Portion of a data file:
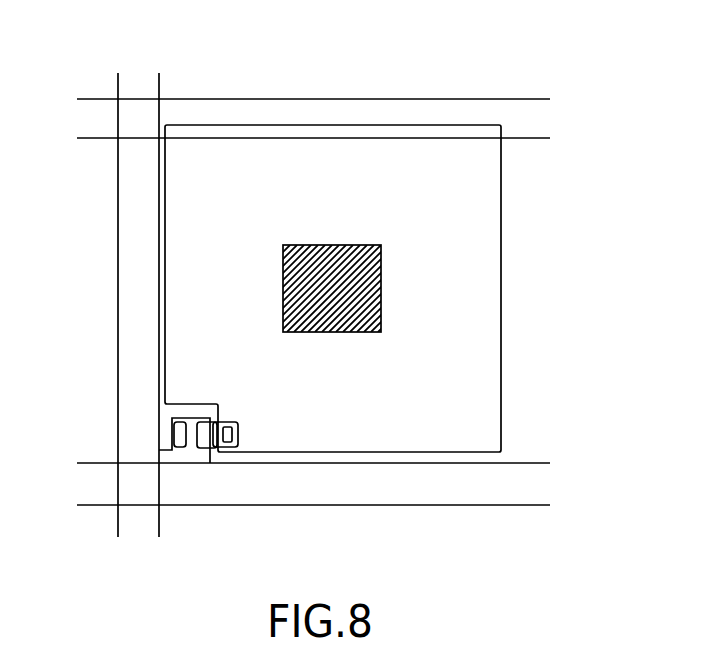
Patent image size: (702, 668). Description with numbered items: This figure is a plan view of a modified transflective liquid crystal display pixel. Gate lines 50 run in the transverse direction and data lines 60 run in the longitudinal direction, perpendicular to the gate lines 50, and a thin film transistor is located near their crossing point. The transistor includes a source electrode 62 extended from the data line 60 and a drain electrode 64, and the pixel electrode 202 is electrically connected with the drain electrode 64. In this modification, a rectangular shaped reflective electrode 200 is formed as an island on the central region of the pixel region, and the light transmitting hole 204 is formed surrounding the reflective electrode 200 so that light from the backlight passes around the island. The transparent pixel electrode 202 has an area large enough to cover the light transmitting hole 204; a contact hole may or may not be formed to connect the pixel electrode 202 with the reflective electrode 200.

The gate line 50 is at (392, 492).
The data line 60 is at (131, 251).
The source electrode 62 is at (160, 437).
The drain electrode 64 is at (211, 444).
The reflective electrode 200 is at (337, 245).
The pixel electrode 202 is at (501, 218).
The light transmitting hole 204 is at (471, 277).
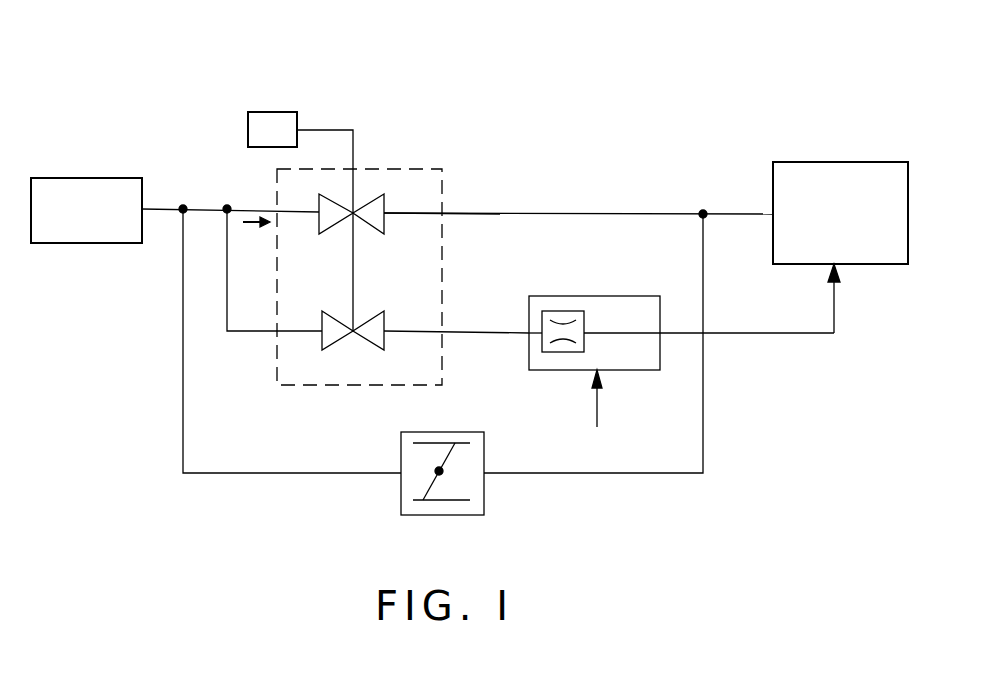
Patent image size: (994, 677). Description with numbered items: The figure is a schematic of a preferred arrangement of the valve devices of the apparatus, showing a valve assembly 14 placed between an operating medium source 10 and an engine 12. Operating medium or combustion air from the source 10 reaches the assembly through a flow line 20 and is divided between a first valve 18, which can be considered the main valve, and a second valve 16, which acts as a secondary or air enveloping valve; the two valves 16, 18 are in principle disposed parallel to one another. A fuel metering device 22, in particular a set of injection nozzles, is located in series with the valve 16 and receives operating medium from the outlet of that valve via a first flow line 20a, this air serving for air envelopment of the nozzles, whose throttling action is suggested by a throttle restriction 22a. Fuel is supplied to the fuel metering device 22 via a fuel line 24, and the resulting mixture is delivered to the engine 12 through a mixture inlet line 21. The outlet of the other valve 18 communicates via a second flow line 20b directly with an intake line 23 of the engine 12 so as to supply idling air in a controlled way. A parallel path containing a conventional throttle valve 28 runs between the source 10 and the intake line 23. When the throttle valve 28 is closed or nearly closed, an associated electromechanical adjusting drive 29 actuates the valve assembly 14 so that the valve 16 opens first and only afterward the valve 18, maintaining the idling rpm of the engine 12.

### STATED EXERCISE
Render all of the lines above as a numbered list, omitting blank lines and leaving out the pictures.

### TASK SOLUTION
1. Patent image size: (702, 668). Description with numbered items: This figure is a plan view of a modified transflective liquid crystal display pixel. Gate lines 50 run in the transverse direction and data lines 60 run in the longitudinal direction, perpendicular to the gate lines 50, and a thin film transistor is located near their crossing point. The transistor includes a source electrode 62 extended from the data line 60 and a drain electrode 64, and the pixel electrode 202 is electrically connected with the drain electrode 64. In this modification, a rectangular shaped reflective electrode 200 is formed as an island on the central region of the pixel region, and the light transmitting hole 204 is formed surrounding the reflective electrode 200 so that light from the backlight passes around the island. The transparent pixel electrode 202 has an area large enough to cover the light transmitting hole 204; a contact hole may or may not be formed to connect the pixel electrode 202 with the reflective electrode 200.
2. The gate line 50 is at (392, 492).
3. The data line 60 is at (131, 251).
4. The source electrode 62 is at (160, 437).
5. The drain electrode 64 is at (211, 444).
6. The reflective electrode 200 is at (337, 245).
7. The pixel electrode 202 is at (501, 218).
8. The light transmitting hole 204 is at (471, 277).
9. Patent image size: (994, 677). Description with numbered items: The figure is a schematic of a preferred arrangement of the valve devices of the apparatus, showing a valve assembly 14 placed between an operating medium source 10 and an engine 12. Operating medium or combustion air from the source 10 reaches the assembly through a flow line 20 and is divided between a first valve 18, which can be considered the main valve, and a second valve 16, which acts as a secondary or air enveloping valve; the two valves 16, 18 are in principle disposed parallel to one another. A fuel metering device 22, in particular a set of injection nozzles, is located in series with the valve 16 and receives operating medium from the outlet of that valve via a first flow line 20a, this air serving for air envelopment of the nozzles, whose throttling action is suggested by a throttle restriction 22a. Fuel is supplied to the fuel metering device 22 via a fuel line 24, and the resulting mixture is delivered to the engine 12 through a mixture inlet line 21. The outlet of the other valve 18 communicates via a second flow line 20b directly with an intake line 23 of the engine 12 so as to supply idling air in a controlled way. A parallel path containing a conventional throttle valve 28 runs between the source 10 and the intake line 23. When the throttle valve 28 is closed or nearly closed, an associated electromechanical adjusting drive 29 actuates the valve assembly 14 so that the valve 16 opens first and only afterward the valve 18, maintaining the idling rpm of the engine 12.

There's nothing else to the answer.